» **DATA FOR PROCESSING**

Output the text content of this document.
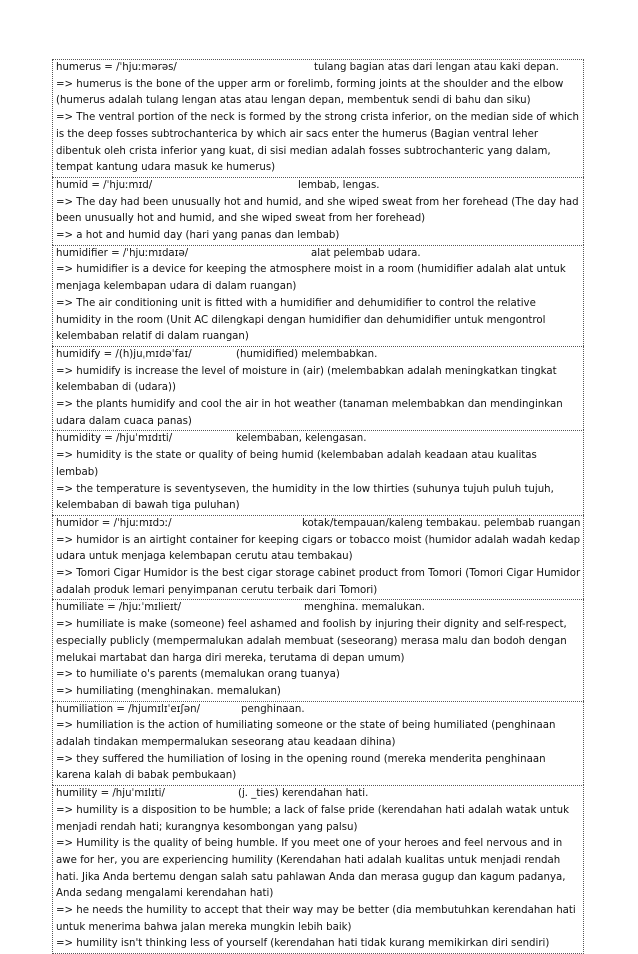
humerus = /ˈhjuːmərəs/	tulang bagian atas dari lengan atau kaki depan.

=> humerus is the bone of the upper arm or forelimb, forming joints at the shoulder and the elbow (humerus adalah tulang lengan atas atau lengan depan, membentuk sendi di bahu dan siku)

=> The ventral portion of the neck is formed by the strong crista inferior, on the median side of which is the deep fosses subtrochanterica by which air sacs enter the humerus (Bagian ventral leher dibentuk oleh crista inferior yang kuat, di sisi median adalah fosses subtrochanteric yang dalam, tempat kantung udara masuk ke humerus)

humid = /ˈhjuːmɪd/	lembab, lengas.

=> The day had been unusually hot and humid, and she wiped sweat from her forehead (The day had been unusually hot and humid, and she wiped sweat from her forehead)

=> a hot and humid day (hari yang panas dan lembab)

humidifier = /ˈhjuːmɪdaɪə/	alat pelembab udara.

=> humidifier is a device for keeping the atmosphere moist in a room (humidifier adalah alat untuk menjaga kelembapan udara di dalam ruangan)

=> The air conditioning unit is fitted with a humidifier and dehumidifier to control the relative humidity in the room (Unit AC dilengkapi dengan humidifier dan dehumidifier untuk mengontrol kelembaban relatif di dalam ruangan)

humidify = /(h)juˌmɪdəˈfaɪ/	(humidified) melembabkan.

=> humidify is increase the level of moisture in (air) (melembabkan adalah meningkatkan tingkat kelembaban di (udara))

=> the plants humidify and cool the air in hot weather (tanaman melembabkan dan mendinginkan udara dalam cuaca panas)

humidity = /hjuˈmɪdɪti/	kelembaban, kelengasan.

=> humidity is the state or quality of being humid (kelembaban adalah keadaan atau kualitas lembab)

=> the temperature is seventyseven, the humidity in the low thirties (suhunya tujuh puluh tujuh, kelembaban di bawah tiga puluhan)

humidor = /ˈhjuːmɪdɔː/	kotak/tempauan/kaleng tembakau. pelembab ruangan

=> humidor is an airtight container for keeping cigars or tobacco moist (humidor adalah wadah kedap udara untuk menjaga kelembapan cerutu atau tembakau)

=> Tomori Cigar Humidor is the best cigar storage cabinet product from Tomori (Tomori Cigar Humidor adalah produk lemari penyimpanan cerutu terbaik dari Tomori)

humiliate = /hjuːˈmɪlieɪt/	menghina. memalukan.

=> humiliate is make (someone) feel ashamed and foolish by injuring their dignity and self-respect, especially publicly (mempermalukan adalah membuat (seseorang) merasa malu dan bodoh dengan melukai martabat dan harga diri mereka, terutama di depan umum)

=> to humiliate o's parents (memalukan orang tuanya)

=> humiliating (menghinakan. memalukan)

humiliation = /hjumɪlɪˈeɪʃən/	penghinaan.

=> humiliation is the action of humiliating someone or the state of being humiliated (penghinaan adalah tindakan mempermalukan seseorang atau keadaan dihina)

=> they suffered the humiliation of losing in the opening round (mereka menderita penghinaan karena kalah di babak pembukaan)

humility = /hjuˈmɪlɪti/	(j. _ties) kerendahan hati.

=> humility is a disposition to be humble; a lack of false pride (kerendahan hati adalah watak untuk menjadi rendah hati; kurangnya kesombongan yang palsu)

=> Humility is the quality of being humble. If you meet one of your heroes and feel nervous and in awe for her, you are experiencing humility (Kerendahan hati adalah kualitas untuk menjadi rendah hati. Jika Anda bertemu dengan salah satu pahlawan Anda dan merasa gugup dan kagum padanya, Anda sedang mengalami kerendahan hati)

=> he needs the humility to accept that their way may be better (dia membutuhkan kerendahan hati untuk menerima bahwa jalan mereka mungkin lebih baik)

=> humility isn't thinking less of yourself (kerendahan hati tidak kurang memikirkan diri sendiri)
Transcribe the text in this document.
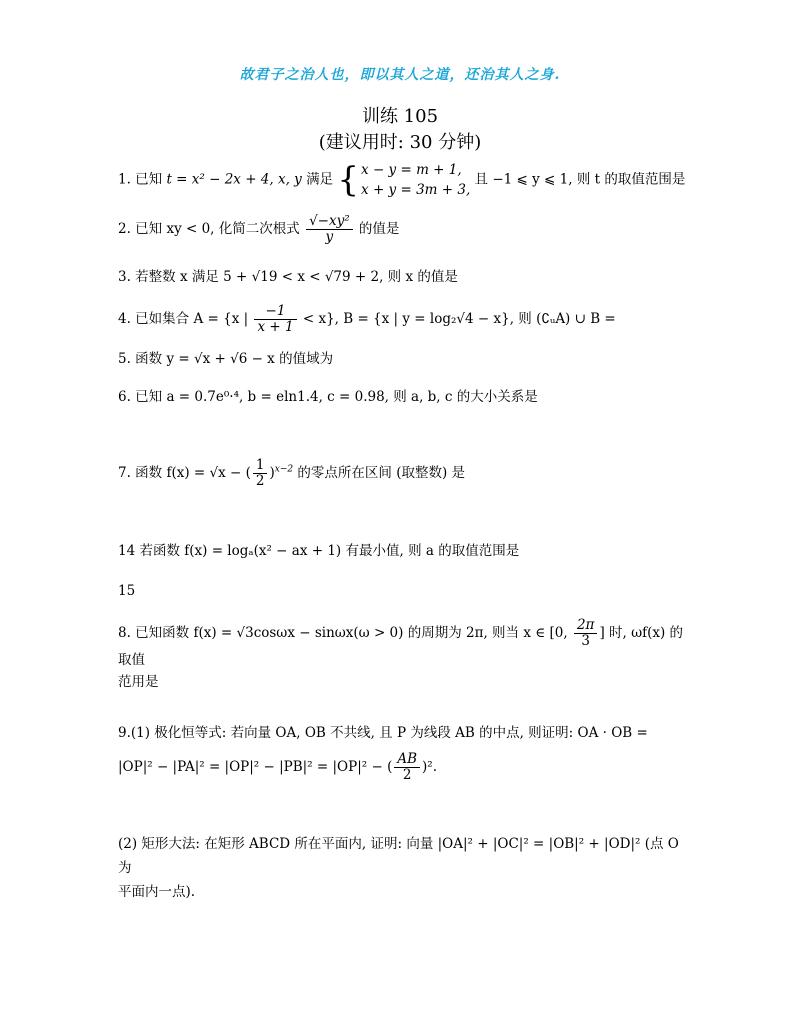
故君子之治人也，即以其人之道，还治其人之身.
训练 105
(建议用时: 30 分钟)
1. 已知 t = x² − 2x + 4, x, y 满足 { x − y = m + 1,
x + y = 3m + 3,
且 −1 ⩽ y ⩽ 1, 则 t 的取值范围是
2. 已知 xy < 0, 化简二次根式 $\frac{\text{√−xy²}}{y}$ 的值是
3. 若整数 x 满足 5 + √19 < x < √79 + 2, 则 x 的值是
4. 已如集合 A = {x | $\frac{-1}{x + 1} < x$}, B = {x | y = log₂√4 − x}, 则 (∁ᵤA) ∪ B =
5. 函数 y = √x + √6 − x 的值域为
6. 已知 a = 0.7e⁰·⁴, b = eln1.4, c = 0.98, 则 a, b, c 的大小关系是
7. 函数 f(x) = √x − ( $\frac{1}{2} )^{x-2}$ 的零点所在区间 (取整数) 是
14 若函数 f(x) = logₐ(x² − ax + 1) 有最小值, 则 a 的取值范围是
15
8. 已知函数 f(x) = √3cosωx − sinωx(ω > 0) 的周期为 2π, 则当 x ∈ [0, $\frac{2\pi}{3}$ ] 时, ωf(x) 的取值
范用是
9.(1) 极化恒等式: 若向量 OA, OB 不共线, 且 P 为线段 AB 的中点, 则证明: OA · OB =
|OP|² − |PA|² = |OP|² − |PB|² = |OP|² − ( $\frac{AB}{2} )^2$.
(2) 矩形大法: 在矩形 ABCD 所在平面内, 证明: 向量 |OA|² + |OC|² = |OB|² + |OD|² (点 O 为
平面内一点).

» **TASK GOAL**
Set the pictures aside and transcribe the data above exactly.

» **WRITTEN RESPONSE**
Output the text content of this document.
humerus = /ˈhjuːmərəs/	tulang bagian atas dari lengan atau kaki depan.

=> humerus is the bone of the upper arm or forelimb, forming joints at the shoulder and the elbow (humerus adalah tulang lengan atas atau lengan depan, membentuk sendi di bahu dan siku)

=> The ventral portion of the neck is formed by the strong crista inferior, on the median side of which is the deep fosses subtrochanterica by which air sacs enter the humerus (Bagian ventral leher dibentuk oleh crista inferior yang kuat, di sisi median adalah fosses subtrochanteric yang dalam, tempat kantung udara masuk ke humerus)

humid = /ˈhjuːmɪd/	lembab, lengas.

=> The day had been unusually hot and humid, and she wiped sweat from her forehead (The day had been unusually hot and humid, and she wiped sweat from her forehead)

=> a hot and humid day (hari yang panas dan lembab)

humidifier = /ˈhjuːmɪdaɪə/	alat pelembab udara.

=> humidifier is a device for keeping the atmosphere moist in a room (humidifier adalah alat untuk menjaga kelembapan udara di dalam ruangan)

=> The air conditioning unit is fitted with a humidifier and dehumidifier to control the relative humidity in the room (Unit AC dilengkapi dengan humidifier dan dehumidifier untuk mengontrol kelembaban relatif di dalam ruangan)

humidify = /(h)juˌmɪdəˈfaɪ/	(humidified) melembabkan.

=> humidify is increase the level of moisture in (air) (melembabkan adalah meningkatkan tingkat kelembaban di (udara))

=> the plants humidify and cool the air in hot weather (tanaman melembabkan dan mendinginkan udara dalam cuaca panas)

humidity = /hjuˈmɪdɪti/	kelembaban, kelengasan.

=> humidity is the state or quality of being humid (kelembaban adalah keadaan atau kualitas lembab)

=> the temperature is seventyseven, the humidity in the low thirties (suhunya tujuh puluh tujuh, kelembaban di bawah tiga puluhan)

humidor = /ˈhjuːmɪdɔː/	kotak/tempauan/kaleng tembakau. pelembab ruangan

=> humidor is an airtight container for keeping cigars or tobacco moist (humidor adalah wadah kedap udara untuk menjaga kelembapan cerutu atau tembakau)

=> Tomori Cigar Humidor is the best cigar storage cabinet product from Tomori (Tomori Cigar Humidor adalah produk lemari penyimpanan cerutu terbaik dari Tomori)

humiliate = /hjuːˈmɪlieɪt/	menghina. memalukan.

=> humiliate is make (someone) feel ashamed and foolish by injuring their dignity and self-respect, especially publicly (mempermalukan adalah membuat (seseorang) merasa malu dan bodoh dengan melukai martabat dan harga diri mereka, terutama di depan umum)

=> to humiliate o's parents (memalukan orang tuanya)

=> humiliating (menghinakan. memalukan)

humiliation = /hjumɪlɪˈeɪʃən/	penghinaan.

=> humiliation is the action of humiliating someone or the state of being humiliated (penghinaan adalah tindakan mempermalukan seseorang atau keadaan dihina)

=> they suffered the humiliation of losing in the opening round (mereka menderita penghinaan karena kalah di babak pembukaan)

humility = /hjuˈmɪlɪti/	(j. _ties) kerendahan hati.

=> humility is a disposition to be humble; a lack of false pride (kerendahan hati adalah watak untuk menjadi rendah hati; kurangnya kesombongan yang palsu)

=> Humility is the quality of being humble. If you meet one of your heroes and feel nervous and in awe for her, you are experiencing humility (Kerendahan hati adalah kualitas untuk menjadi rendah hati. Jika Anda bertemu dengan salah satu pahlawan Anda dan merasa gugup dan kagum padanya, Anda sedang mengalami kerendahan hati)

=> he needs the humility to accept that their way may be better (dia membutuhkan kerendahan hati untuk menerima bahwa jalan mereka mungkin lebih baik)

=> humility isn't thinking less of yourself (kerendahan hati tidak kurang memikirkan diri sendiri)
Transcribe the text in this document.
故君子之治人也，即以其人之道，还治其人之身.
训练 105
(建议用时: 30 分钟)
1. 已知 t = x² − 2x + 4, x, y 满足 { x − y = m + 1,
x + y = 3m + 3,
且 −1 ⩽ y ⩽ 1, 则 t 的取值范围是
2. 已知 xy < 0, 化简二次根式 $\frac{\text{√−xy²}}{y}$ 的值是
3. 若整数 x 满足 5 + √19 < x < √79 + 2, 则 x 的值是
4. 已如集合 A = {x | $\frac{-1}{x + 1} < x$}, B = {x | y = log₂√4 − x}, 则 (∁ᵤA) ∪ B =
5. 函数 y = √x + √6 − x 的值域为
6. 已知 a = 0.7e⁰·⁴, b = eln1.4, c = 0.98, 则 a, b, c 的大小关系是
7. 函数 f(x) = √x − ( $\frac{1}{2} )^{x-2}$ 的零点所在区间 (取整数) 是
14 若函数 f(x) = logₐ(x² − ax + 1) 有最小值, 则 a 的取值范围是
15
8. 已知函数 f(x) = √3cosωx − sinωx(ω > 0) 的周期为 2π, 则当 x ∈ [0, $\frac{2\pi}{3}$ ] 时, ωf(x) 的取值
范用是
9.(1) 极化恒等式: 若向量 OA, OB 不共线, 且 P 为线段 AB 的中点, 则证明: OA · OB =
|OP|² − |PA|² = |OP|² − |PB|² = |OP|² − ( $\frac{AB}{2} )^2$.
(2) 矩形大法: 在矩形 ABCD 所在平面内, 证明: 向量 |OA|² + |OC|² = |OB|² + |OD|² (点 O 为
平面内一点).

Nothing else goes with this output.